■ **SHORT TASK**: Write out the whole listing again, exactly as given.

■ **SUPPLIED RECORDS**:
***
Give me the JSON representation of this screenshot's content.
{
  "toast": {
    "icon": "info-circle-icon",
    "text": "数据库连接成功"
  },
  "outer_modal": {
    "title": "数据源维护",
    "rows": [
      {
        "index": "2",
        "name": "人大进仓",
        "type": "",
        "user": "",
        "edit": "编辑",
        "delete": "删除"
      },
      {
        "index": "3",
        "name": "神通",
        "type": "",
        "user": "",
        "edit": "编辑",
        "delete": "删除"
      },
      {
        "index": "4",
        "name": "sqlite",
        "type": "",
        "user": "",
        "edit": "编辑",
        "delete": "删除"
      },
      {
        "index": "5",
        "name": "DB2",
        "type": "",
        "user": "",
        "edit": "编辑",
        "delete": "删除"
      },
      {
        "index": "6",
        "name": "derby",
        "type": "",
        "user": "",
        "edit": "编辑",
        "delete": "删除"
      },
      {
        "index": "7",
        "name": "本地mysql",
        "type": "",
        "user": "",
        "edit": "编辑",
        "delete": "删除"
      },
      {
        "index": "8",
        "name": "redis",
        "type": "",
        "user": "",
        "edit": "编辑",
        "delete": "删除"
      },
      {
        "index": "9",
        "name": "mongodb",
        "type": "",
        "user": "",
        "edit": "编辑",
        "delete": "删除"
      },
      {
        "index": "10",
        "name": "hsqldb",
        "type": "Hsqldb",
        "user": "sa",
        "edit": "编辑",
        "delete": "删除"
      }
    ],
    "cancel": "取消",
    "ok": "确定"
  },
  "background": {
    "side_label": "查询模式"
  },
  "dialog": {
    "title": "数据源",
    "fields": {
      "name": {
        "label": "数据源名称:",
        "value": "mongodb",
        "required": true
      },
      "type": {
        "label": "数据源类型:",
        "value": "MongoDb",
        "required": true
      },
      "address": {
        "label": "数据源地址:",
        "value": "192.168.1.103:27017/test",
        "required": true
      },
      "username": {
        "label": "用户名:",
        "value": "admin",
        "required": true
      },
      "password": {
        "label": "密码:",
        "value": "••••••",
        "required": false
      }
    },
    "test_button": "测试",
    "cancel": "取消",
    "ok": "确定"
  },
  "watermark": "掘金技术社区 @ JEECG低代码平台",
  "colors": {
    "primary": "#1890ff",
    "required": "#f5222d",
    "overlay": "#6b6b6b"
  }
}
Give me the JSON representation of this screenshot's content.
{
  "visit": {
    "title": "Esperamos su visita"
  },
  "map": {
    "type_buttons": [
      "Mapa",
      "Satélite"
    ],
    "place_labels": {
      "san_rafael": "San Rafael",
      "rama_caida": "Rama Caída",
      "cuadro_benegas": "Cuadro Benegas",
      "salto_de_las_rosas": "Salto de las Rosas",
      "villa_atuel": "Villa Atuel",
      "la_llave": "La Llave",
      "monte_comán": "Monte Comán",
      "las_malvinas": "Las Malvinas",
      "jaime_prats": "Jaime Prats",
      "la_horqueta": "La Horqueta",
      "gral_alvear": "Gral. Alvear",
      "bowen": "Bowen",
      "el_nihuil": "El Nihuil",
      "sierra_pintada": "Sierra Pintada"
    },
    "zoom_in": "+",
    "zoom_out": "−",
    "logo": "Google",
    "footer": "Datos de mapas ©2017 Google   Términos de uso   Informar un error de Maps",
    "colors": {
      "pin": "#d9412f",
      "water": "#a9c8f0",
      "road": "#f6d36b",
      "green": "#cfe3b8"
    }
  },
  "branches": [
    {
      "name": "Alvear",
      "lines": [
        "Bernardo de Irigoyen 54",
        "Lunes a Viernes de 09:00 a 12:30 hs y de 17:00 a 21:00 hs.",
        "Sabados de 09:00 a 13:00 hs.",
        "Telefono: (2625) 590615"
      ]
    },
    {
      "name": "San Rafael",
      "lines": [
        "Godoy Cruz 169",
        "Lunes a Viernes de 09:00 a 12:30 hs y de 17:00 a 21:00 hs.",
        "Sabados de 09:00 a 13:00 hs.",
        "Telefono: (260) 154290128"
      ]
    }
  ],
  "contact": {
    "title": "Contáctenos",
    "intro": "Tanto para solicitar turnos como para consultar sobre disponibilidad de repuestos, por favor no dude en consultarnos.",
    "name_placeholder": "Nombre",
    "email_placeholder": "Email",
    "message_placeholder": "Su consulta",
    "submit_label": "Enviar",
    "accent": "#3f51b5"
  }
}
***
■ **FINISHED ANSWER**:
Give me the JSON representation of this screenshot's content.
{
  "toast": {
    "icon": "info-circle-icon",
    "text": "数据库连接成功"
  },
  "outer_modal": {
    "title": "数据源维护",
    "rows": [
      {
        "index": "2",
        "name": "人大进仓",
        "type": "",
        "user": "",
        "edit": "编辑",
        "delete": "删除"
      },
      {
        "index": "3",
        "name": "神通",
        "type": "",
        "user": "",
        "edit": "编辑",
        "delete": "删除"
      },
      {
        "index": "4",
        "name": "sqlite",
        "type": "",
        "user": "",
        "edit": "编辑",
        "delete": "删除"
      },
      {
        "index": "5",
        "name": "DB2",
        "type": "",
        "user": "",
        "edit": "编辑",
        "delete": "删除"
      },
      {
        "index": "6",
        "name": "derby",
        "type": "",
        "user": "",
        "edit": "编辑",
        "delete": "删除"
      },
      {
        "index": "7",
        "name": "本地mysql",
        "type": "",
        "user": "",
        "edit": "编辑",
        "delete": "删除"
      },
      {
        "index": "8",
        "name": "redis",
        "type": "",
        "user": "",
        "edit": "编辑",
        "delete": "删除"
      },
      {
        "index": "9",
        "name": "mongodb",
        "type": "",
        "user": "",
        "edit": "编辑",
        "delete": "删除"
      },
      {
        "index": "10",
        "name": "hsqldb",
        "type": "Hsqldb",
        "user": "sa",
        "edit": "编辑",
        "delete": "删除"
      }
    ],
    "cancel": "取消",
    "ok": "确定"
  },
  "background": {
    "side_label": "查询模式"
  },
  "dialog": {
    "title": "数据源",
    "fields": {
      "name": {
        "label": "数据源名称:",
        "value": "mongodb",
        "required": true
      },
      "type": {
        "label": "数据源类型:",
        "value": "MongoDb",
        "required": true
      },
      "address": {
        "label": "数据源地址:",
        "value": "192.168.1.103:27017/test",
        "required": true
      },
      "username": {
        "label": "用户名:",
        "value": "admin",
        "required": true
      },
      "password": {
        "label": "密码:",
        "value": "••••••",
        "required": false
      }
    },
    "test_button": "测试",
    "cancel": "取消",
    "ok": "确定"
  },
  "watermark": "掘金技术社区 @ JEECG低代码平台",
  "colors": {
    "primary": "#1890ff",
    "required": "#f5222d",
    "overlay": "#6b6b6b"
  }
}
Give me the JSON representation of this screenshot's content.
{
  "visit": {
    "title": "Esperamos su visita"
  },
  "map": {
    "type_buttons": [
      "Mapa",
      "Satélite"
    ],
    "place_labels": {
      "san_rafael": "San Rafael",
      "rama_caida": "Rama Caída",
      "cuadro_benegas": "Cuadro Benegas",
      "salto_de_las_rosas": "Salto de las Rosas",
      "villa_atuel": "Villa Atuel",
      "la_llave": "La Llave",
      "monte_comán": "Monte Comán",
      "las_malvinas": "Las Malvinas",
      "jaime_prats": "Jaime Prats",
      "la_horqueta": "La Horqueta",
      "gral_alvear": "Gral. Alvear",
      "bowen": "Bowen",
      "el_nihuil": "El Nihuil",
      "sierra_pintada": "Sierra Pintada"
    },
    "zoom_in": "+",
    "zoom_out": "−",
    "logo": "Google",
    "footer": "Datos de mapas ©2017 Google   Términos de uso   Informar un error de Maps",
    "colors": {
      "pin": "#d9412f",
      "water": "#a9c8f0",
      "road": "#f6d36b",
      "green": "#cfe3b8"
    }
  },
  "branches": [
    {
      "name": "Alvear",
      "lines": [
        "Bernardo de Irigoyen 54",
        "Lunes a Viernes de 09:00 a 12:30 hs y de 17:00 a 21:00 hs.",
        "Sabados de 09:00 a 13:00 hs.",
        "Telefono: (2625) 590615"
      ]
    },
    {
      "name": "San Rafael",
      "lines": [
        "Godoy Cruz 169",
        "Lunes a Viernes de 09:00 a 12:30 hs y de 17:00 a 21:00 hs.",
        "Sabados de 09:00 a 13:00 hs.",
        "Telefono: (260) 154290128"
      ]
    }
  ],
  "contact": {
    "title": "Contáctenos",
    "intro": "Tanto para solicitar turnos como para consultar sobre disponibilidad de repuestos, por favor no dude en consultarnos.",
    "name_placeholder": "Nombre",
    "email_placeholder": "Email",
    "message_placeholder": "Su consulta",
    "submit_label": "Enviar",
    "accent": "#3f51b5"
  }
}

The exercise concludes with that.